DO THIS — Copy out the rows word for word, starting from the first row and ending with the line that contains "chevron-right-icon [253,52,259,62]", both included.

TASK INPUTS —
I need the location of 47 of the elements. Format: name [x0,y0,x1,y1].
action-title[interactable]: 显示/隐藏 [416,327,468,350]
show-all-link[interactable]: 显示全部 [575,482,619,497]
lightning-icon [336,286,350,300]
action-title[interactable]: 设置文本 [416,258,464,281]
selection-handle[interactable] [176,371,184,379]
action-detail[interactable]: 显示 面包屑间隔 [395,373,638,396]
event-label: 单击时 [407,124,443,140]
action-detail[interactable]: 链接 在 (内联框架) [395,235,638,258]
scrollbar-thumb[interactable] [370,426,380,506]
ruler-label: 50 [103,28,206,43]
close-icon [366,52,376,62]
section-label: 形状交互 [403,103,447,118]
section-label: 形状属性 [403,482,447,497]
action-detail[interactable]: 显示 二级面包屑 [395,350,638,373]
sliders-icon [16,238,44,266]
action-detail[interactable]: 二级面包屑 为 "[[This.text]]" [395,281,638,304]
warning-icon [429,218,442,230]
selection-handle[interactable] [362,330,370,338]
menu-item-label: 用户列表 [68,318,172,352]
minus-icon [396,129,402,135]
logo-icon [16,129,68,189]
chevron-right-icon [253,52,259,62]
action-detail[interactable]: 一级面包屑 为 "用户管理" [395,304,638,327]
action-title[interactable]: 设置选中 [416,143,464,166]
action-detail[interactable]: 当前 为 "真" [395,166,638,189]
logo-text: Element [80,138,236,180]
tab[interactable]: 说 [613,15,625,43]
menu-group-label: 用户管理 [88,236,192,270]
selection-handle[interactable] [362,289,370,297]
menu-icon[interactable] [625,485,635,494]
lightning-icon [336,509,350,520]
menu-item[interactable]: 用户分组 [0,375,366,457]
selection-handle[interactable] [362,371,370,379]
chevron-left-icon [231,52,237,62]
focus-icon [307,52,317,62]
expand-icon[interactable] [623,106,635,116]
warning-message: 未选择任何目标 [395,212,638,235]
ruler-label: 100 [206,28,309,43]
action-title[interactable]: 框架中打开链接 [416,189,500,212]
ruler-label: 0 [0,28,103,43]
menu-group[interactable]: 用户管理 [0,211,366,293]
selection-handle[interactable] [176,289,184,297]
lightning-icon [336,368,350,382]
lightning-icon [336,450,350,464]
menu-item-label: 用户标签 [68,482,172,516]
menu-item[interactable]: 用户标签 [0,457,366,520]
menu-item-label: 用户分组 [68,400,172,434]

PROBLEM SOLUTION —
I need the location of 47 of the elements. Format: name [x0,y0,x1,y1].
action-title[interactable]: 显示/隐藏 [416,327,468,350]
show-all-link[interactable]: 显示全部 [575,482,619,497]
lightning-icon [336,286,350,300]
action-title[interactable]: 设置文本 [416,258,464,281]
selection-handle[interactable] [176,371,184,379]
action-detail[interactable]: 显示 面包屑间隔 [395,373,638,396]
event-label: 单击时 [407,124,443,140]
action-detail[interactable]: 链接 在 (内联框架) [395,235,638,258]
scrollbar-thumb[interactable] [370,426,380,506]
ruler-label: 50 [103,28,206,43]
close-icon [366,52,376,62]
section-label: 形状交互 [403,103,447,118]
section-label: 形状属性 [403,482,447,497]
action-detail[interactable]: 显示 二级面包屑 [395,350,638,373]
sliders-icon [16,238,44,266]
action-detail[interactable]: 二级面包屑 为 "[[This.text]]" [395,281,638,304]
warning-icon [429,218,442,230]
selection-handle[interactable] [362,330,370,338]
menu-item-label: 用户列表 [68,318,172,352]
minus-icon [396,129,402,135]
logo-icon [16,129,68,189]
chevron-right-icon [253,52,259,62]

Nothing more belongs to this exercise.